THE TASK: Extract each line bearing the word "title".

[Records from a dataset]
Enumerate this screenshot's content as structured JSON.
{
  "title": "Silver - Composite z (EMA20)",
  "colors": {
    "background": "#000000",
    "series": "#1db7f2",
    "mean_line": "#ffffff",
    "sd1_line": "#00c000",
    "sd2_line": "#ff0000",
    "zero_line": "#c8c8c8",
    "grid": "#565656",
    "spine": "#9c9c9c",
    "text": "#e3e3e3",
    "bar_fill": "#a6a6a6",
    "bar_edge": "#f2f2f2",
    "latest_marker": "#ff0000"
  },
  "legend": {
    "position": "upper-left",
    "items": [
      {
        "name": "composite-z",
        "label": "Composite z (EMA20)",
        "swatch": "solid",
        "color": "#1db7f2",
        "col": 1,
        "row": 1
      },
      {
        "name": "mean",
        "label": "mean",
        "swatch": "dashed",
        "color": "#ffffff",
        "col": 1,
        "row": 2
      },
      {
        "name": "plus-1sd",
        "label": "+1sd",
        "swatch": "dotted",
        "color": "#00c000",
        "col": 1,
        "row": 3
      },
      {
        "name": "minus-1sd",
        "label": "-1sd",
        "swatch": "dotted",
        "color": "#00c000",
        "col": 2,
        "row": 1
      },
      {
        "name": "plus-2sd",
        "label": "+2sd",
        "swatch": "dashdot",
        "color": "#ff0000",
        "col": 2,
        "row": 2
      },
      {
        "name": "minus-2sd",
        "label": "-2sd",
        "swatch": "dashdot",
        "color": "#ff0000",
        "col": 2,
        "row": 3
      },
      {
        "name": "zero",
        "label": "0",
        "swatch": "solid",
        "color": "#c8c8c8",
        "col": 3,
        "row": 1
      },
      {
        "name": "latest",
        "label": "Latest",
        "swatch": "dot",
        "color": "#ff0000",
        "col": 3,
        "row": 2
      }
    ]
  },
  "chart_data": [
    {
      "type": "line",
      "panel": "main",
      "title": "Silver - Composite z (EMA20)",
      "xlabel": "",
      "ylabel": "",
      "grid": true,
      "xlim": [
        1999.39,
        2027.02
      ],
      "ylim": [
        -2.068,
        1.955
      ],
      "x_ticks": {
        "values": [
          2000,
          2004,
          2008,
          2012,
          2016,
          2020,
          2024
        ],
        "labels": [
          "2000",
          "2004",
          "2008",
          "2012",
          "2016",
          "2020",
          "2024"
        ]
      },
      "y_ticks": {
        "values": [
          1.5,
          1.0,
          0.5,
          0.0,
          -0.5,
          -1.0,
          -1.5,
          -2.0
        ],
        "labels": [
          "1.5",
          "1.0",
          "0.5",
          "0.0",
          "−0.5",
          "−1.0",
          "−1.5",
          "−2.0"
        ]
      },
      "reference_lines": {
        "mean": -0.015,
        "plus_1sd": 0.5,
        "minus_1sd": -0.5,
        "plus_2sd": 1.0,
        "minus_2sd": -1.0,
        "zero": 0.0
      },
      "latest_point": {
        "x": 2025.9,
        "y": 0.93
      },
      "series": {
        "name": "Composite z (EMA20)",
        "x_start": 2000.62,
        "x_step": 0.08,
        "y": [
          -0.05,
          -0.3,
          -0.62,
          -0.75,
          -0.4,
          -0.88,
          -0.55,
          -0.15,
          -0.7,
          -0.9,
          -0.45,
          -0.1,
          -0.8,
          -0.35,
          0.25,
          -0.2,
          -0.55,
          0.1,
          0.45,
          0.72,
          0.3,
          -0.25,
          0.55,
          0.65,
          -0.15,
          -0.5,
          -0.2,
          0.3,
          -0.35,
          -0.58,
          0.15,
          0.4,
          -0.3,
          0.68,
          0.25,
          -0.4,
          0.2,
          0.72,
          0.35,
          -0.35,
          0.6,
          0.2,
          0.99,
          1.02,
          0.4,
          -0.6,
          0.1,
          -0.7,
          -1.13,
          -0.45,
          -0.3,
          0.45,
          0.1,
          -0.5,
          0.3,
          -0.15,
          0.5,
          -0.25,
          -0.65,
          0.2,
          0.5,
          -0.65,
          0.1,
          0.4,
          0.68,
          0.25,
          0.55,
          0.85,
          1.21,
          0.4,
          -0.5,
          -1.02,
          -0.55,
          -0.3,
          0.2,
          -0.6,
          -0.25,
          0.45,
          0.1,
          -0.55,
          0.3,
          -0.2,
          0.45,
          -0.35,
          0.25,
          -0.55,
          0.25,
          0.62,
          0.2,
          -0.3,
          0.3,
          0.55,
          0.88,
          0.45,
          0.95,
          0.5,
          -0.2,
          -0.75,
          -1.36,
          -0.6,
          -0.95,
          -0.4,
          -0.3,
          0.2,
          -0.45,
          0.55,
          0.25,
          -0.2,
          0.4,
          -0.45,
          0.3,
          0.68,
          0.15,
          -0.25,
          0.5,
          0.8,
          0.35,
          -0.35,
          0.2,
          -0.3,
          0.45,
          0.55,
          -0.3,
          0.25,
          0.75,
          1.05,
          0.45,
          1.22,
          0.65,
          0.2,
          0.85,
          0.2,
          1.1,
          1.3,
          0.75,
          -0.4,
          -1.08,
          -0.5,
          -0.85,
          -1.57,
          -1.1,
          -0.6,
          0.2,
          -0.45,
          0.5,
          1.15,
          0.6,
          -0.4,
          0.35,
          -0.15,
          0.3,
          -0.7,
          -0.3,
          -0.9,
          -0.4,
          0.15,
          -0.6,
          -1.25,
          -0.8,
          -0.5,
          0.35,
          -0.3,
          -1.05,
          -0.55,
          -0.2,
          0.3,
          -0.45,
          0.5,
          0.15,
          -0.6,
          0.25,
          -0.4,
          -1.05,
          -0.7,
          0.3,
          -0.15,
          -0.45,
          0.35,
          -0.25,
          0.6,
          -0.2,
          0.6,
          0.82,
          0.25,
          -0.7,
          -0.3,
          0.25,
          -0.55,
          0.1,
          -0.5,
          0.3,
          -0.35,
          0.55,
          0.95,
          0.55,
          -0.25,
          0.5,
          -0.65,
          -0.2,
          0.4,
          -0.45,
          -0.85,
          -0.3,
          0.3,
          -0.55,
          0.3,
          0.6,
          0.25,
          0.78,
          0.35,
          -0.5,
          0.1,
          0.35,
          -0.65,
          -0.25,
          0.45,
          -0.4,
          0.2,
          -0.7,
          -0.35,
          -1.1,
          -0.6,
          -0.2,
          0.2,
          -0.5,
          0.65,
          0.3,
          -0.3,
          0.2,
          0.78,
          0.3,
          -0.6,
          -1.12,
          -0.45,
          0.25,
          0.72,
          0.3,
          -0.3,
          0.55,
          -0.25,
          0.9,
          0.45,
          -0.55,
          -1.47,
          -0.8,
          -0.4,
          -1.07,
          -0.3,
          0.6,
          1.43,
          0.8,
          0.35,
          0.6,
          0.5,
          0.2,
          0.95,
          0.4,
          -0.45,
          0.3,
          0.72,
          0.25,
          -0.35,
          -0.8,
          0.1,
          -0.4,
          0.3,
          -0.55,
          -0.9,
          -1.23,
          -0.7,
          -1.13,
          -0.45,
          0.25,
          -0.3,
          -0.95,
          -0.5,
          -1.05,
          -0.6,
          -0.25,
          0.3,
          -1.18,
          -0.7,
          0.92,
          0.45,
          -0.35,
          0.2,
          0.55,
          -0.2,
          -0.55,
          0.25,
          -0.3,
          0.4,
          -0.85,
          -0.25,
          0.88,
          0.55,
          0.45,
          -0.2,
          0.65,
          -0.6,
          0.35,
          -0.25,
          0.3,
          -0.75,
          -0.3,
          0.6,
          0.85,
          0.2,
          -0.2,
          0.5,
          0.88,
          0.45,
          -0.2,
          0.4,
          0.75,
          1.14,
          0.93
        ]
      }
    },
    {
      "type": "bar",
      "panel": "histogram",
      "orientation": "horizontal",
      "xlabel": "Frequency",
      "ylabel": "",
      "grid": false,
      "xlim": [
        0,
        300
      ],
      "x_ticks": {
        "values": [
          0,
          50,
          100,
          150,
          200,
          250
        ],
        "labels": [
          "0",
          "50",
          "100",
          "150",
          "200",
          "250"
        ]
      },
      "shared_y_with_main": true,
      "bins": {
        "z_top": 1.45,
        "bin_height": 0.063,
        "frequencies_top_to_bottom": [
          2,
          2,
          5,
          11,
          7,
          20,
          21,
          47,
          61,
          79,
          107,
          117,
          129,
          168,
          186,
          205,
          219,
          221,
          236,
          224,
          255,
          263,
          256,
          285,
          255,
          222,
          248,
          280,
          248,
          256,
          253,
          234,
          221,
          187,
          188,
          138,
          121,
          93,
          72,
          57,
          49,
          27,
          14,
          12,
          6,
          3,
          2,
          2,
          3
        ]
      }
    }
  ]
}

COMPLETE ANSWER:
  "title": "Silver - Composite z (EMA20)",
      "title": "Silver - Composite z (EMA20)",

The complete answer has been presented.